→ TASKS TO PERFORM:
- 1) Please copy the column on AI-generated news word for word, beginning at the words "Surely it would" and stopping after "of fake news.".
- 2) Extend the column on AI-generated news past its final sentence.

→ EXTRACT:
When I google ‘AI generated articles’ to research for this week’s column, what the internet primarily feeds me is not a series of articles discussing the potential use of AI in this field, but a plethora of software designed to help me create one. Technologies like Grammarly are even slyly offering their services at making this AI undetectable, with a ‘Humanizer’ designed to cover up the generated text and make it sound more believable with the help of yes, you guessed it, even more AI. This is only the first step in showing how readily available and exploitable AI technology is, with nothing stopping us from using it to crank out an article with speed and ease.
We might think there are a few telltale signs for AI generated text, from funky syntax to vague phrasing, but as these softwares are getting more and more intelligent and trained by humans, sources suggest detection software built into browsers is becoming powerless to AI’s disingenuous threat. For more conversational and opinion pieces (like this one!) it may be easier to identify the human voice behind the text, but for short-form informational posts, their concise, educational style and hot-off-the-press content leaves readers believing the articles before they’ve even read them yet. The relevance of the information and our predisposition to often take images and publicised text as empirical fact combines to convince readers of the AI’s salience. Perhaps we need to be a little more cynical…
In August 2024, Newscatcher stated that ‘60,000 AI-generated news articles are published every day’, or almost 7% of the sampled data over a month. This number can only have grown as AI becomes more advanced and more available. However the site also delivers the somewhat hopeful information that ‘readers were 3.6x more likely on average to visit human articles than those that were AI generated’ which suggests we can still somewhat identify text produced from a human. What’s more, it seems that we prefer it. This illuminates an interesting margin in the media and news industry where entertainment and information intersect: we must still find value not just in knowing things, but in hearing them from an embodied point of view.
Surely it would be easier and more efficient to have AI scan the internet and synthesise the most relevant/up-to-date information, delivering a purely informational synthesis rather than a nuanced take? Skip the flowery language and potential for individual bias and produce a bullet-pointed, easily digestible, and most importantly OBJECTIVE take. After all, there’s no ulterior motive behind a machine, right? Well, the problems arise when you factor in 1) the fact that AI can still be biased, depending on who has programmed/trained it, as well as the sources it is gleaning information from in the first place, and 2) AI’s sneaky tendency to extrapolate; resulting in some pretty hairy mistruths that teeter riskily on the edge of fake news.
An article from Global Witness gives us a real-life example of the dangers of fake news when applied, for example, to the U.S election: ‘the phrase "AI-generated" increasingly sows confusion and distrust in our democratic discourse’. From audio deepfakes to AI generated images, it is clearly not just in the headlines that we need to be discerning. People are beginning to question the value of perceived truth of what they perceive on the internet, which when taken too far could have even more implications itself. Of course, some would argue that while we may use AI to generate articles, we still need humans to check, edit and peer review them in a similar model that goes on elsewhere. Is AI just a helpful middleman, or a blocker for original thought as we simply fix it and edit it down? You decide.

→ RECORD LIST:
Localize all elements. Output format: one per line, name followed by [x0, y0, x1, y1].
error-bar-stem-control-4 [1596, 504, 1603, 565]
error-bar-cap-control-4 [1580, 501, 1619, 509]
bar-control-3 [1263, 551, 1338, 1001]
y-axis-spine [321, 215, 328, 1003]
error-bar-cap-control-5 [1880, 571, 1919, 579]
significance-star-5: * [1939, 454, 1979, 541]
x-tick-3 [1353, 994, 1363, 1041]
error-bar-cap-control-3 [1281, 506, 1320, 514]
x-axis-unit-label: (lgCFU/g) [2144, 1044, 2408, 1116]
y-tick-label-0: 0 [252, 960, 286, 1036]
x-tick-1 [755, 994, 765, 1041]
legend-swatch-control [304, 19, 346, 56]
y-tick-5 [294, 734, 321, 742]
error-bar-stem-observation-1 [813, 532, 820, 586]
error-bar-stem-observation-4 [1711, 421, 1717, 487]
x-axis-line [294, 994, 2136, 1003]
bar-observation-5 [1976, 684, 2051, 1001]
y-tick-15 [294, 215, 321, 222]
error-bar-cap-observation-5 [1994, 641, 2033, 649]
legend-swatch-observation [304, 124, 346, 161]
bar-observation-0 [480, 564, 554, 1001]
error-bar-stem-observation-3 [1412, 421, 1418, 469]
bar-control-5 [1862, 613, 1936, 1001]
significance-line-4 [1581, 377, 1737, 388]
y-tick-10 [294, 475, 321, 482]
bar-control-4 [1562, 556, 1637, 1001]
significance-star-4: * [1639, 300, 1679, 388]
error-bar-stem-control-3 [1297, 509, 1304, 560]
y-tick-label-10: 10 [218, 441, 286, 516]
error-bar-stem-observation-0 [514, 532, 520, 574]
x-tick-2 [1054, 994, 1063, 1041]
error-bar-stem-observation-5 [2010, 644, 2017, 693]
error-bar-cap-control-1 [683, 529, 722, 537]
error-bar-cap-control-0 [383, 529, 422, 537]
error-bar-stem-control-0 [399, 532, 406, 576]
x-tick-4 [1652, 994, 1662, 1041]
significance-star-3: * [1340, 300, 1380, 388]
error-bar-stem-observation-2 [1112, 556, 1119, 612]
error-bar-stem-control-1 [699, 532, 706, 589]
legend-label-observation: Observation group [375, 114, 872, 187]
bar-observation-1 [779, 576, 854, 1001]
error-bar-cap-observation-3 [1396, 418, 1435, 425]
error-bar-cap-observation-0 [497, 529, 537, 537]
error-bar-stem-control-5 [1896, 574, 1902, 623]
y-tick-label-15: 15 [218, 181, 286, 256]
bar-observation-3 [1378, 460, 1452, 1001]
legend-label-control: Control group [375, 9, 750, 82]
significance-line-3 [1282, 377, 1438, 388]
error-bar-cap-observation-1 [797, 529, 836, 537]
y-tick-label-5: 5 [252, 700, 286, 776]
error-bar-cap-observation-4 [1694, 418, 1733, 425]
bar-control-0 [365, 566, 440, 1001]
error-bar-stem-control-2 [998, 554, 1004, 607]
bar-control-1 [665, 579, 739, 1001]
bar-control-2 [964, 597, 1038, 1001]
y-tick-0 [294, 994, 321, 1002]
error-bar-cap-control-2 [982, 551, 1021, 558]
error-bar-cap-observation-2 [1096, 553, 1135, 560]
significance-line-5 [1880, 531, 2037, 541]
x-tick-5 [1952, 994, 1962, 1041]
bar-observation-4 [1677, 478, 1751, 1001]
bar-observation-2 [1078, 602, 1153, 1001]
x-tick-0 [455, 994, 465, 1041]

→ WRITTEN RESPONSES:
- 1)
Surely it would be easier and more efficient to have AI scan the internet and synthesise the most relevant/up-to-date information, delivering a purely informational synthesis rather than a nuanced take? Skip the flowery language and potential for individual bias and produce a bullet-pointed, easily digestible, and most importantly OBJECTIVE take. After all, there’s no ulterior motive behind a machine, right? Well, the problems arise when you factor in 1) the fact that AI can still be biased, depending on who has programmed/trained it, as well as the sources it is gleaning information from in the first place, and 2) AI’s sneaky tendency to extrapolate; resulting in some pretty hairy mistruths that teeter riskily on the edge of fake news.

- 2)
So, what do the people think? Upon discussing this topic, I asked the question of how important is complete objectivity in news and media, or is this objectivity a utopian ideal? Better perhaps to always pull from several different inputs in order to divulge an opinion of our own. Though this might not fly in a world of convenience and micro-learning. People want to be informed - and that's about enough. I was presented with the statement ‘well that depends on how perfect you want people to be at their jobs’ - a striking revelation when considering the ethical responsibility of our media creators and news sharers. It is certainly important not to be blatantly biased, but as we veer further and further into AI, we have started to recognise the value in human nuance and even error for connecting us more deeply with the world. While this may seem like a holistic view, it is the same argument behind having some physical cashiers alongside the self-checkouts to harvest trust and provide accessibility - but all this sparks the same panic over the deletion of human jobs that self-checkouts did in their day as well.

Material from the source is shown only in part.